#### WHAT NEEDS TO BE DONE:
Provide the data again in its entirety, exactly as given.

begin SOURCE RECORDS

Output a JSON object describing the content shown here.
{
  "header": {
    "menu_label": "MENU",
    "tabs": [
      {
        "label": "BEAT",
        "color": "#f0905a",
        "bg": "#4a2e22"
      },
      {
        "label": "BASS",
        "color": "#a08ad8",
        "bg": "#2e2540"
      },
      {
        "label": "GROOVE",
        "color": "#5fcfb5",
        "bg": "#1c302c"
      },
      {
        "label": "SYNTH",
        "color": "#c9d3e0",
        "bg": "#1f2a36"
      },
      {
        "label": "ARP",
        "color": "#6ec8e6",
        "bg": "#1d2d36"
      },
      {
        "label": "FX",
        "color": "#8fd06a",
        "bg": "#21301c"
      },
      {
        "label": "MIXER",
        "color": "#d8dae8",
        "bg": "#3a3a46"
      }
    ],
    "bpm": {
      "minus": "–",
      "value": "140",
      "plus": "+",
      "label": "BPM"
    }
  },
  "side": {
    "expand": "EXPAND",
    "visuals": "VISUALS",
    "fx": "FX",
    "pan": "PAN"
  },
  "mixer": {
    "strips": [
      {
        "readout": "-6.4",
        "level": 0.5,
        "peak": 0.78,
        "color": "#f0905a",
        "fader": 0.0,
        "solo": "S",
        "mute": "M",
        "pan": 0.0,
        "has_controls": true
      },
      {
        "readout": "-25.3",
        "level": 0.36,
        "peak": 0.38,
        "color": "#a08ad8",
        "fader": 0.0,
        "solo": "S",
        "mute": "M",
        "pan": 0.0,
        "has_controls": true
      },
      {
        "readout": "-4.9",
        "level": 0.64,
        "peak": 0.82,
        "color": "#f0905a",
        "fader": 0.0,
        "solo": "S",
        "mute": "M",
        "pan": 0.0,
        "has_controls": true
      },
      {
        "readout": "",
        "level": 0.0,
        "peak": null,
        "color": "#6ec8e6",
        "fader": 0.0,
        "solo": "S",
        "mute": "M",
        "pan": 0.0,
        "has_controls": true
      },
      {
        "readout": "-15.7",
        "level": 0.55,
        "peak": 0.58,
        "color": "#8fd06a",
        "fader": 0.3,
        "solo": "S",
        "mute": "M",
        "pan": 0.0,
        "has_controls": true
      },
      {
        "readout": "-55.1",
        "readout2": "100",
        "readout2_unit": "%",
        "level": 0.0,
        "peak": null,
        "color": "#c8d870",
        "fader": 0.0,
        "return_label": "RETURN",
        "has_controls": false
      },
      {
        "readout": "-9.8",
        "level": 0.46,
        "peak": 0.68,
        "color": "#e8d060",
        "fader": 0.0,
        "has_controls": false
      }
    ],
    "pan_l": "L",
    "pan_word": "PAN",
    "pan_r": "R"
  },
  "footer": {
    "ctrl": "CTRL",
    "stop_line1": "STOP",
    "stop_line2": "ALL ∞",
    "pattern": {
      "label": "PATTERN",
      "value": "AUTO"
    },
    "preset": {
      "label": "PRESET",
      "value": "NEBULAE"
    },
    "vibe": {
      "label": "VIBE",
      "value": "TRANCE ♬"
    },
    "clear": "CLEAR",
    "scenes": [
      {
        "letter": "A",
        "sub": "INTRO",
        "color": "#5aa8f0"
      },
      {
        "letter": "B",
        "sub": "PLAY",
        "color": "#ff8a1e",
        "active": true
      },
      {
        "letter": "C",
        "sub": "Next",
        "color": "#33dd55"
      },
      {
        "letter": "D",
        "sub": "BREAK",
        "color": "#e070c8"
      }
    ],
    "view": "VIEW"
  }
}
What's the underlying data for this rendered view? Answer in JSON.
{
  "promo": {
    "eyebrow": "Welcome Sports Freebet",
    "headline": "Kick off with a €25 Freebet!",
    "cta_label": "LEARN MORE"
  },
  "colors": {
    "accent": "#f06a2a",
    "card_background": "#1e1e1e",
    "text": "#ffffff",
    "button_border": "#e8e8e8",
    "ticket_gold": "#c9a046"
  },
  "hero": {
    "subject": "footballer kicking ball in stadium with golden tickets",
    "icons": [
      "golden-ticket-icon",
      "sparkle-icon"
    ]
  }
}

end SOURCE RECORDS

#### SOLUTION BELOW:
Output a JSON object describing the content shown here.
{
  "header": {
    "menu_label": "MENU",
    "tabs": [
      {
        "label": "BEAT",
        "color": "#f0905a",
        "bg": "#4a2e22"
      },
      {
        "label": "BASS",
        "color": "#a08ad8",
        "bg": "#2e2540"
      },
      {
        "label": "GROOVE",
        "color": "#5fcfb5",
        "bg": "#1c302c"
      },
      {
        "label": "SYNTH",
        "color": "#c9d3e0",
        "bg": "#1f2a36"
      },
      {
        "label": "ARP",
        "color": "#6ec8e6",
        "bg": "#1d2d36"
      },
      {
        "label": "FX",
        "color": "#8fd06a",
        "bg": "#21301c"
      },
      {
        "label": "MIXER",
        "color": "#d8dae8",
        "bg": "#3a3a46"
      }
    ],
    "bpm": {
      "minus": "–",
      "value": "140",
      "plus": "+",
      "label": "BPM"
    }
  },
  "side": {
    "expand": "EXPAND",
    "visuals": "VISUALS",
    "fx": "FX",
    "pan": "PAN"
  },
  "mixer": {
    "strips": [
      {
        "readout": "-6.4",
        "level": 0.5,
        "peak": 0.78,
        "color": "#f0905a",
        "fader": 0.0,
        "solo": "S",
        "mute": "M",
        "pan": 0.0,
        "has_controls": true
      },
      {
        "readout": "-25.3",
        "level": 0.36,
        "peak": 0.38,
        "color": "#a08ad8",
        "fader": 0.0,
        "solo": "S",
        "mute": "M",
        "pan": 0.0,
        "has_controls": true
      },
      {
        "readout": "-4.9",
        "level": 0.64,
        "peak": 0.82,
        "color": "#f0905a",
        "fader": 0.0,
        "solo": "S",
        "mute": "M",
        "pan": 0.0,
        "has_controls": true
      },
      {
        "readout": "",
        "level": 0.0,
        "peak": null,
        "color": "#6ec8e6",
        "fader": 0.0,
        "solo": "S",
        "mute": "M",
        "pan": 0.0,
        "has_controls": true
      },
      {
        "readout": "-15.7",
        "level": 0.55,
        "peak": 0.58,
        "color": "#8fd06a",
        "fader": 0.3,
        "solo": "S",
        "mute": "M",
        "pan": 0.0,
        "has_controls": true
      },
      {
        "readout": "-55.1",
        "readout2": "100",
        "readout2_unit": "%",
        "level": 0.0,
        "peak": null,
        "color": "#c8d870",
        "fader": 0.0,
        "return_label": "RETURN",
        "has_controls": false
      },
      {
        "readout": "-9.8",
        "level": 0.46,
        "peak": 0.68,
        "color": "#e8d060",
        "fader": 0.0,
        "has_controls": false
      }
    ],
    "pan_l": "L",
    "pan_word": "PAN",
    "pan_r": "R"
  },
  "footer": {
    "ctrl": "CTRL",
    "stop_line1": "STOP",
    "stop_line2": "ALL ∞",
    "pattern": {
      "label": "PATTERN",
      "value": "AUTO"
    },
    "preset": {
      "label": "PRESET",
      "value": "NEBULAE"
    },
    "vibe": {
      "label": "VIBE",
      "value": "TRANCE ♬"
    },
    "clear": "CLEAR",
    "scenes": [
      {
        "letter": "A",
        "sub": "INTRO",
        "color": "#5aa8f0"
      },
      {
        "letter": "B",
        "sub": "PLAY",
        "color": "#ff8a1e",
        "active": true
      },
      {
        "letter": "C",
        "sub": "Next",
        "color": "#33dd55"
      },
      {
        "letter": "D",
        "sub": "BREAK",
        "color": "#e070c8"
      }
    ],
    "view": "VIEW"
  }
}
What's the underlying data for this rendered view? Answer in JSON.
{
  "promo": {
    "eyebrow": "Welcome Sports Freebet",
    "headline": "Kick off with a €25 Freebet!",
    "cta_label": "LEARN MORE"
  },
  "colors": {
    "accent": "#f06a2a",
    "card_background": "#1e1e1e",
    "text": "#ffffff",
    "button_border": "#e8e8e8",
    "ticket_gold": "#c9a046"
  },
  "hero": {
    "subject": "footballer kicking ball in stadium with golden tickets",
    "icons": [
      "golden-ticket-icon",
      "sparkle-icon"
    ]
  }
}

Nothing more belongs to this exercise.